— START —
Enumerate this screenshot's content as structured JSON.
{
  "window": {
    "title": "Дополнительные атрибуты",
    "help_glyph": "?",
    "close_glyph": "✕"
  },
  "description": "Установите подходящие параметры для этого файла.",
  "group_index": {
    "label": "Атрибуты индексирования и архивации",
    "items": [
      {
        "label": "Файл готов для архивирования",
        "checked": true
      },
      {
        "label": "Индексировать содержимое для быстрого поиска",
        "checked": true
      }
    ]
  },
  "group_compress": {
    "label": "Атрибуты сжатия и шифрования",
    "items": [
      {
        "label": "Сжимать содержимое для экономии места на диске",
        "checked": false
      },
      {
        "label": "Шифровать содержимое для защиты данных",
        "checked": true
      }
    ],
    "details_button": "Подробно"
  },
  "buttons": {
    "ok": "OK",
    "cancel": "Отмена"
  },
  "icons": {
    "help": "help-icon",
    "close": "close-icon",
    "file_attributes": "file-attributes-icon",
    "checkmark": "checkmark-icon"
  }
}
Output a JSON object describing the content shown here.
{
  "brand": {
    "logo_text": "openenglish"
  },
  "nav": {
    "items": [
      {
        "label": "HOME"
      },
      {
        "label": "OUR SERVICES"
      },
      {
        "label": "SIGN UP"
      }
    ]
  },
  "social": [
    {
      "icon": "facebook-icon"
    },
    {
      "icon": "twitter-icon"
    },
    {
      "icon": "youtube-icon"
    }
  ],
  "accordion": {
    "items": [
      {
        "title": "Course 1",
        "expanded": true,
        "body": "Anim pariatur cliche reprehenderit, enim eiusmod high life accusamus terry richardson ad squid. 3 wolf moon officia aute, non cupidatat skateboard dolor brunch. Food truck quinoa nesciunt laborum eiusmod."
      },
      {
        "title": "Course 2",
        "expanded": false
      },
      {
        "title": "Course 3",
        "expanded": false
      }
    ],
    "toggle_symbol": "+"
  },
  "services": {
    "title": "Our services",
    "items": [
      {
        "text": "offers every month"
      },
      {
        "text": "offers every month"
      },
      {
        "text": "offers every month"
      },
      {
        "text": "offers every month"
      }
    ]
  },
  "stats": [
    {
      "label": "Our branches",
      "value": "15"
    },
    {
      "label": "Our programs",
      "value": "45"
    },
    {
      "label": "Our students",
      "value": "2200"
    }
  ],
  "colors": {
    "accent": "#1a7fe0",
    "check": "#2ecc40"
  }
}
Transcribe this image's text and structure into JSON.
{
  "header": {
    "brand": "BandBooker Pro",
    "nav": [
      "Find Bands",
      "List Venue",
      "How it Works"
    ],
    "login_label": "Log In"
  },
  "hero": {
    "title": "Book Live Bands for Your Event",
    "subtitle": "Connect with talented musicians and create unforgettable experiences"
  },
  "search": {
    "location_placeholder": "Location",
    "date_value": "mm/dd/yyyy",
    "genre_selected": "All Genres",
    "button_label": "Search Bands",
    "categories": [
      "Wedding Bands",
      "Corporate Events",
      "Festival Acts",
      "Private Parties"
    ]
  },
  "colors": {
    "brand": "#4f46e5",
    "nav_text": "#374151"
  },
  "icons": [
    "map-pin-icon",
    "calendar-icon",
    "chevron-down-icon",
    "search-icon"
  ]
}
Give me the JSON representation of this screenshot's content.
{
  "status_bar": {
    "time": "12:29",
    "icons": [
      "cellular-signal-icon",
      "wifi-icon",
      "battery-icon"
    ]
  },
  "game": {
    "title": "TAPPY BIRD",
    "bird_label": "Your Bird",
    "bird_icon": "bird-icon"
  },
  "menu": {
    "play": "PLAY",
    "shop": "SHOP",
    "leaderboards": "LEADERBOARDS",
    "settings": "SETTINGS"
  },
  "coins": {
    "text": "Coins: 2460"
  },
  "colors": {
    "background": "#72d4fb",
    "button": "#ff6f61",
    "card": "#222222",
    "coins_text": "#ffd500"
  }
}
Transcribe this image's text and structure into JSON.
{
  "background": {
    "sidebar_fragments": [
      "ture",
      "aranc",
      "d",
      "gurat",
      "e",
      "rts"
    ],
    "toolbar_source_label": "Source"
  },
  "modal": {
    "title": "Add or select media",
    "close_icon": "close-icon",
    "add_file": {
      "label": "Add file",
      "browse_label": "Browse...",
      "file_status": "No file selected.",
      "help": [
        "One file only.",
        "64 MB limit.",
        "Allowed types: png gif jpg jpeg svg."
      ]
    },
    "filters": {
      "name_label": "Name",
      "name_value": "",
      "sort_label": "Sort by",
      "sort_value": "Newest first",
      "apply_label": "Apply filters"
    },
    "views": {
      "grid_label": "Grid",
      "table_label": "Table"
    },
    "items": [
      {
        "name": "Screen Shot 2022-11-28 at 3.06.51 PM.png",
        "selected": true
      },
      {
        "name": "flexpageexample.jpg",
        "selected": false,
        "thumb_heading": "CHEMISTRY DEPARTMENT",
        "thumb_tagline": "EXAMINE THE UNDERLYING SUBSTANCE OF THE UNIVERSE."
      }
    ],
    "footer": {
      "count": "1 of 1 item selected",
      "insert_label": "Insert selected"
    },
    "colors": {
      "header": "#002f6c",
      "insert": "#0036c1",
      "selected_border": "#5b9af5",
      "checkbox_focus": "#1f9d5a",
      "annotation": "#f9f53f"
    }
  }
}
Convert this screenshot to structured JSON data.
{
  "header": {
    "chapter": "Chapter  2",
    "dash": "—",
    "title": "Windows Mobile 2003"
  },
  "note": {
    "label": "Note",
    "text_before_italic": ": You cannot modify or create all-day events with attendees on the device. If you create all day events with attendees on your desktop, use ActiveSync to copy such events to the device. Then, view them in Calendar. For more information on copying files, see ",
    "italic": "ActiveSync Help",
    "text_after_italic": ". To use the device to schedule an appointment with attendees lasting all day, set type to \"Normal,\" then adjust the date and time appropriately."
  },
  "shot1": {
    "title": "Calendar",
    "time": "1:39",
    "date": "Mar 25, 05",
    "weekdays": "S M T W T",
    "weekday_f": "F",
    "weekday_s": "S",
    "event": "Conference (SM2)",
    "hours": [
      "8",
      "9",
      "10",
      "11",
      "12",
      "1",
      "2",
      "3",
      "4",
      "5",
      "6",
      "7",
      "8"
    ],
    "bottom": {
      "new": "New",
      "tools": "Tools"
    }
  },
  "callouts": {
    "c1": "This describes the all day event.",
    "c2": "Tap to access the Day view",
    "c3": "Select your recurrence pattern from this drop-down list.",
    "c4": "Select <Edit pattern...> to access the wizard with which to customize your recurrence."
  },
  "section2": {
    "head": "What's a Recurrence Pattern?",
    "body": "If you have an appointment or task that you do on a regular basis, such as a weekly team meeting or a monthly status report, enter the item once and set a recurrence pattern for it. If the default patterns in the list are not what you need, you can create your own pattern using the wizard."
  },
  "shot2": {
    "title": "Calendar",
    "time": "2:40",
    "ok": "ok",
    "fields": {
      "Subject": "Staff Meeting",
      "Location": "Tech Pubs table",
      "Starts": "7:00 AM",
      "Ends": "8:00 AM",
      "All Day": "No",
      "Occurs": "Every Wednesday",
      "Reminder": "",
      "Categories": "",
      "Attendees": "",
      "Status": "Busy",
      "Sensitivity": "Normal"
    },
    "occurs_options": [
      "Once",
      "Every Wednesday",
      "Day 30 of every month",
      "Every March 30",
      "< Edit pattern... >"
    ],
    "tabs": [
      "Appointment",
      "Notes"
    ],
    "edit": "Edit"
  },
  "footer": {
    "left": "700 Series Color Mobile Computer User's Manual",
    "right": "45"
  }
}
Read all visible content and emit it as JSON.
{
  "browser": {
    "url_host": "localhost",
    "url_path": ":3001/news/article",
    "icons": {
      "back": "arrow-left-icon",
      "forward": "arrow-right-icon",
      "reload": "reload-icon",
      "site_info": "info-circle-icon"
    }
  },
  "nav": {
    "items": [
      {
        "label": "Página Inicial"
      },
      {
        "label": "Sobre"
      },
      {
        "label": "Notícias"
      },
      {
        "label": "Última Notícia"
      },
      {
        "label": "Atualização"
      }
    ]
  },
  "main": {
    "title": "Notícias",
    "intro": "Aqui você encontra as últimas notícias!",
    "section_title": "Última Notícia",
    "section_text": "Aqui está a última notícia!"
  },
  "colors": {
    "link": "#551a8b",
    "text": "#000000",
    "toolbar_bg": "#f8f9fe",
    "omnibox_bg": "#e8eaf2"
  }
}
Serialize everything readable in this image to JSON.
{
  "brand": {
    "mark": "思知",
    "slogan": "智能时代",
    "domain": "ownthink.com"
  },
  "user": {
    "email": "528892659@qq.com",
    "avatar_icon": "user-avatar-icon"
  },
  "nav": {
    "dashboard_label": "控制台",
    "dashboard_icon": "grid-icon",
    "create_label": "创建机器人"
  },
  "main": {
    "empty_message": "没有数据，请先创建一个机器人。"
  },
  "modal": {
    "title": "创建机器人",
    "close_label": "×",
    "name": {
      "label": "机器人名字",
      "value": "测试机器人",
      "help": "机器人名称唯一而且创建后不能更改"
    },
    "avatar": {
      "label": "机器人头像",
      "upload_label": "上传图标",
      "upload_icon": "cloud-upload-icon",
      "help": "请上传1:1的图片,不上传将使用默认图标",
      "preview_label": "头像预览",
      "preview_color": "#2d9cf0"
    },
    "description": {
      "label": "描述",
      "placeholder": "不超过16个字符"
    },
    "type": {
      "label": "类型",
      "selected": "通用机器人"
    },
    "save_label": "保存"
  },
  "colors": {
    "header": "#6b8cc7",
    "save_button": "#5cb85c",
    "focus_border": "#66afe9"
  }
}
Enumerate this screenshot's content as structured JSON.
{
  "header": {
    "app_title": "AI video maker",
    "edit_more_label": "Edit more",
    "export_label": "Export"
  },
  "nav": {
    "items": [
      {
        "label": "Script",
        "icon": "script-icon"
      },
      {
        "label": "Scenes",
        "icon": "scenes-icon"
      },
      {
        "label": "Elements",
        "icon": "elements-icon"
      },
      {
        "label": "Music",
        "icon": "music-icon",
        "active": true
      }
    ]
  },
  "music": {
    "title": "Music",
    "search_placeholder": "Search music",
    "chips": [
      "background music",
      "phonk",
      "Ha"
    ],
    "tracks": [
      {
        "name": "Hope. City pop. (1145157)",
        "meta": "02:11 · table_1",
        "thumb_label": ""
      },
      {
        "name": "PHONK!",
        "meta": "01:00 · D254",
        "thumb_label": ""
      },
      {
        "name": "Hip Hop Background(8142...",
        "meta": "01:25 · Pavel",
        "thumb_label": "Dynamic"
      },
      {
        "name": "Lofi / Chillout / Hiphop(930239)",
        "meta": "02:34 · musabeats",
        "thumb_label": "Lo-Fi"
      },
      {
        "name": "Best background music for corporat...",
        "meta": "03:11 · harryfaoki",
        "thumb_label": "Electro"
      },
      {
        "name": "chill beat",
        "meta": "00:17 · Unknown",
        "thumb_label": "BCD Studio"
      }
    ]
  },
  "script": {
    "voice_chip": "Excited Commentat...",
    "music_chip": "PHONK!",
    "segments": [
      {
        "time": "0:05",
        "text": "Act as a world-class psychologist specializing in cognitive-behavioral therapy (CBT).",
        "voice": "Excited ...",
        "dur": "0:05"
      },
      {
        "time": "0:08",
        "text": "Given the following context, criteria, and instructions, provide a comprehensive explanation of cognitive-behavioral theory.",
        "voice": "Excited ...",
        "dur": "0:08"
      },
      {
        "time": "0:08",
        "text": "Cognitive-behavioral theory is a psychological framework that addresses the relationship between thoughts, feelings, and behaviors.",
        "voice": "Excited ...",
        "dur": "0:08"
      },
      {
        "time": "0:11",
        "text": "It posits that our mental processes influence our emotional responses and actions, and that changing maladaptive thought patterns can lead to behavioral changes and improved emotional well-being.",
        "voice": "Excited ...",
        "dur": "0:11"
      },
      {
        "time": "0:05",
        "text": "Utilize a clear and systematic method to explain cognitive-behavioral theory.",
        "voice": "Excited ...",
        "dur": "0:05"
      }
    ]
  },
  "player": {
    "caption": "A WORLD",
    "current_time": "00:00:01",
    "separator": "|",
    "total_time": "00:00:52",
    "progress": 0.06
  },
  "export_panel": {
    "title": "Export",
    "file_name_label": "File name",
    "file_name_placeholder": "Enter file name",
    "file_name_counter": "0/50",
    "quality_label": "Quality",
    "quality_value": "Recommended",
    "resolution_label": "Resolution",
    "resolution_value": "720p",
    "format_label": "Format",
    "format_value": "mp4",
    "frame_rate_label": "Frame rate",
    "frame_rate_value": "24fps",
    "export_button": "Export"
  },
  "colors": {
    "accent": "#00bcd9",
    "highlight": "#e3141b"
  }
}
— END —
▸ TASK PROMPT:
Locate all lines in the listing above with the word "Wednesday" and copy them.

▸ SOLUTION FOR THIS EXERCISE:
      "Occurs": "Every Wednesday",
      "Every Wednesday",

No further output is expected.